** Start **

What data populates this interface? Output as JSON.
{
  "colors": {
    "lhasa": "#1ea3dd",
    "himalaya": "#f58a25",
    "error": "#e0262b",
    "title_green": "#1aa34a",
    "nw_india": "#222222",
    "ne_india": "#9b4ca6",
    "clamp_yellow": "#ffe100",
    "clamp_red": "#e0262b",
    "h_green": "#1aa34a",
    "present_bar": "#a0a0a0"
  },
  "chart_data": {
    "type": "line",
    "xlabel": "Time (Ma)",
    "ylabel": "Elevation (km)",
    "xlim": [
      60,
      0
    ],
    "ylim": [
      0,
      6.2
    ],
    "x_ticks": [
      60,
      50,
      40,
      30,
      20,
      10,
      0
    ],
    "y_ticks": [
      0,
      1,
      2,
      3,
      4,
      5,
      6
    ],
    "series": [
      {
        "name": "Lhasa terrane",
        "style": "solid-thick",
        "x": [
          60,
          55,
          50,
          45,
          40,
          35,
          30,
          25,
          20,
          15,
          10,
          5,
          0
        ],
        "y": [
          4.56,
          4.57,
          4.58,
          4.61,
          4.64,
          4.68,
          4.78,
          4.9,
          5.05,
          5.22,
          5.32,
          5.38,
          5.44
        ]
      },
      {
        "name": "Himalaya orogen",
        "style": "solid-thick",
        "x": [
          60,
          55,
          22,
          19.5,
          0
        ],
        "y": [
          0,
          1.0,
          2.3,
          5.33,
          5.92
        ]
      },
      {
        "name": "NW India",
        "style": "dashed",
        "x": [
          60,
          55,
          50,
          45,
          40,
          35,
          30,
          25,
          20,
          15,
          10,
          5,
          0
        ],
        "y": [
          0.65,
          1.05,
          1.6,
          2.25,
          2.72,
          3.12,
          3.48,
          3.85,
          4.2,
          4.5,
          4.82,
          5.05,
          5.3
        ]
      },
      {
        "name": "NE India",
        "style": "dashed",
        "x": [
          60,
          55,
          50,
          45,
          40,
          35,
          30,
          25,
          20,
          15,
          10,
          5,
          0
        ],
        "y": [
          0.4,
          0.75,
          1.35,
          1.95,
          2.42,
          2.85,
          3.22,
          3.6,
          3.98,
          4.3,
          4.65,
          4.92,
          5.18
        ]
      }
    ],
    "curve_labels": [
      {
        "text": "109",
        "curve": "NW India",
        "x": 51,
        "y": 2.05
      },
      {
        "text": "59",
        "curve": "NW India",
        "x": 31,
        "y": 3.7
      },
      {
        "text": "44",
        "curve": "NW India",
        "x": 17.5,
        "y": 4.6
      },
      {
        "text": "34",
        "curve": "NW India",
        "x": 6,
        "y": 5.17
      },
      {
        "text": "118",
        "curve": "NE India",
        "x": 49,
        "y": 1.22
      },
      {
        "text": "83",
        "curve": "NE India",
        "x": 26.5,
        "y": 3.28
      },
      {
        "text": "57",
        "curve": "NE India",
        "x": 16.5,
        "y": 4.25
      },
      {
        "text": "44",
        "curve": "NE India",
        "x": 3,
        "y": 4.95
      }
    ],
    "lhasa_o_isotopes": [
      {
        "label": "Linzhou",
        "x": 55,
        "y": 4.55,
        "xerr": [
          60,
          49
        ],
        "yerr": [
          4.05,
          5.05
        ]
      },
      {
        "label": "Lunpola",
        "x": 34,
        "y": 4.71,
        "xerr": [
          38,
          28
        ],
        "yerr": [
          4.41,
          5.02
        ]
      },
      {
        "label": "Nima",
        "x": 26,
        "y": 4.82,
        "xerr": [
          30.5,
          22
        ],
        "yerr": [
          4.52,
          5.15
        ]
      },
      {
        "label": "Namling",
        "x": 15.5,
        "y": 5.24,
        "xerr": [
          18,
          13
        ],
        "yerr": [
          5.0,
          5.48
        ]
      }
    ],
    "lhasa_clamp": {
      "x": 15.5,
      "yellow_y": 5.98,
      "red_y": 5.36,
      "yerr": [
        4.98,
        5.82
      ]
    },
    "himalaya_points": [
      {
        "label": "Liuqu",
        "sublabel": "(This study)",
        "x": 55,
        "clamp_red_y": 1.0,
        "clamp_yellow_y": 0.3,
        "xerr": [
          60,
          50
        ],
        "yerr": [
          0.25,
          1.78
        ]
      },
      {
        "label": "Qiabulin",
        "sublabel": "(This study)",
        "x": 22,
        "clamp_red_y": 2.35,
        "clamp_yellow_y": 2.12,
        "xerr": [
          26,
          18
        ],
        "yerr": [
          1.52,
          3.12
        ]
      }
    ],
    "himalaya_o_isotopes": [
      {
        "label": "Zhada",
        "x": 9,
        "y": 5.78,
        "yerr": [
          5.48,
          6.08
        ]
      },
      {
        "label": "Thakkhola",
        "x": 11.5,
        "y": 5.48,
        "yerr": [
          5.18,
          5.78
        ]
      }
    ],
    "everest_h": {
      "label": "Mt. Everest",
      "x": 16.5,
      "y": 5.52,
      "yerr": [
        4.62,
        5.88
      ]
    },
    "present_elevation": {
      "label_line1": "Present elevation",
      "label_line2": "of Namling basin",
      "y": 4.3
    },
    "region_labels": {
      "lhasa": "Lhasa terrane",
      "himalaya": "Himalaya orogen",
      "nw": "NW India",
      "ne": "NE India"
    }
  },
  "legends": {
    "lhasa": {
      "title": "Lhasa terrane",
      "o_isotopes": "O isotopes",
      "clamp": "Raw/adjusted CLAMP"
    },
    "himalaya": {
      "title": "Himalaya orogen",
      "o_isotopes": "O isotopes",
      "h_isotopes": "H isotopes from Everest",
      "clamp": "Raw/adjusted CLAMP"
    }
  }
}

** End **

What is required:
Using the listing above, list every line in which the string "orogen" occurs.

Written solution:
        "name": "Himalaya orogen",
      "himalaya": "Himalaya orogen",
      "title": "Himalaya orogen",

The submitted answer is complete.